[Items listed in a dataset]
━━━━

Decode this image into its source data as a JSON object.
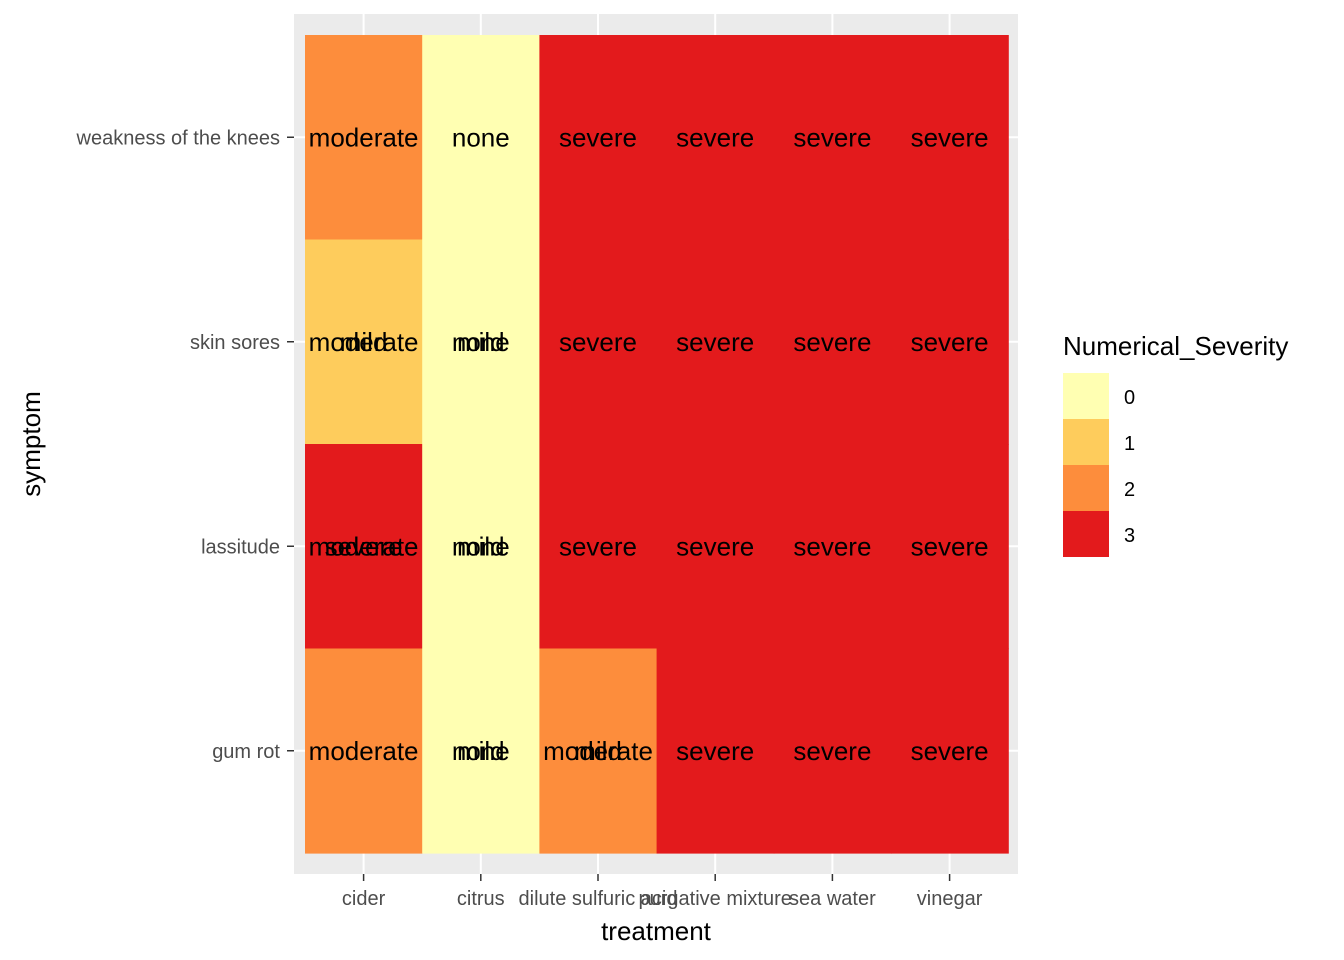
{
  "chart_data": {
    "type": "heatmap",
    "xlabel": "treatment",
    "ylabel": "symptom",
    "x_categories": [
      "cider",
      "citrus",
      "dilute sulfuric acid",
      "purgative mixture",
      "sea water",
      "vinegar"
    ],
    "y_categories": [
      "weakness of the knees",
      "skin sores",
      "lassitude",
      "gum rot"
    ],
    "fill_values": [
      [
        2,
        0,
        3,
        3,
        3,
        3
      ],
      [
        1,
        0,
        3,
        3,
        3,
        3
      ],
      [
        3,
        0,
        3,
        3,
        3,
        3
      ],
      [
        2,
        0,
        2,
        3,
        3,
        3
      ]
    ],
    "cell_labels": [
      [
        [
          "moderate"
        ],
        [
          "none"
        ],
        [
          "severe"
        ],
        [
          "severe"
        ],
        [
          "severe"
        ],
        [
          "severe"
        ]
      ],
      [
        [
          "moderate",
          "mild"
        ],
        [
          "none",
          "mild"
        ],
        [
          "severe"
        ],
        [
          "severe"
        ],
        [
          "severe"
        ],
        [
          "severe"
        ]
      ],
      [
        [
          "moderate",
          "severe"
        ],
        [
          "none",
          "mild"
        ],
        [
          "severe"
        ],
        [
          "severe"
        ],
        [
          "severe"
        ],
        [
          "severe"
        ]
      ],
      [
        [
          "moderate"
        ],
        [
          "none",
          "mild"
        ],
        [
          "moderate",
          "mild"
        ],
        [
          "severe"
        ],
        [
          "severe"
        ],
        [
          "severe"
        ]
      ]
    ],
    "legend": {
      "title": "Numerical_Severity",
      "position": "right",
      "levels": [
        {
          "label": "0",
          "color": "#FFFFB2"
        },
        {
          "label": "1",
          "color": "#FECC5C"
        },
        {
          "label": "2",
          "color": "#FD8D3C"
        },
        {
          "label": "3",
          "color": "#E31A1C"
        }
      ]
    },
    "grid": true,
    "panel_background": "#EBEBEB",
    "grid_color": "#FFFFFF"
  }
}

━━━━

:: GIVEN REQUEST ::
Pictures in the records above are left out; print everything else exactly as written.

:: EXERCISE ANSWER ::
Decode this image into its source data as a JSON object.
{
  "chart_data": {
    "type": "heatmap",
    "xlabel": "treatment",
    "ylabel": "symptom",
    "x_categories": [
      "cider",
      "citrus",
      "dilute sulfuric acid",
      "purgative mixture",
      "sea water",
      "vinegar"
    ],
    "y_categories": [
      "weakness of the knees",
      "skin sores",
      "lassitude",
      "gum rot"
    ],
    "fill_values": [
      [
        2,
        0,
        3,
        3,
        3,
        3
      ],
      [
        1,
        0,
        3,
        3,
        3,
        3
      ],
      [
        3,
        0,
        3,
        3,
        3,
        3
      ],
      [
        2,
        0,
        2,
        3,
        3,
        3
      ]
    ],
    "cell_labels": [
      [
        [
          "moderate"
        ],
        [
          "none"
        ],
        [
          "severe"
        ],
        [
          "severe"
        ],
        [
          "severe"
        ],
        [
          "severe"
        ]
      ],
      [
        [
          "moderate",
          "mild"
        ],
        [
          "none",
          "mild"
        ],
        [
          "severe"
        ],
        [
          "severe"
        ],
        [
          "severe"
        ],
        [
          "severe"
        ]
      ],
      [
        [
          "moderate",
          "severe"
        ],
        [
          "none",
          "mild"
        ],
        [
          "severe"
        ],
        [
          "severe"
        ],
        [
          "severe"
        ],
        [
          "severe"
        ]
      ],
      [
        [
          "moderate"
        ],
        [
          "none",
          "mild"
        ],
        [
          "moderate",
          "mild"
        ],
        [
          "severe"
        ],
        [
          "severe"
        ],
        [
          "severe"
        ]
      ]
    ],
    "legend": {
      "title": "Numerical_Severity",
      "position": "right",
      "levels": [
        {
          "label": "0",
          "color": "#FFFFB2"
        },
        {
          "label": "1",
          "color": "#FECC5C"
        },
        {
          "label": "2",
          "color": "#FD8D3C"
        },
        {
          "label": "3",
          "color": "#E31A1C"
        }
      ]
    },
    "grid": true,
    "panel_background": "#EBEBEB",
    "grid_color": "#FFFFFF"
  }
}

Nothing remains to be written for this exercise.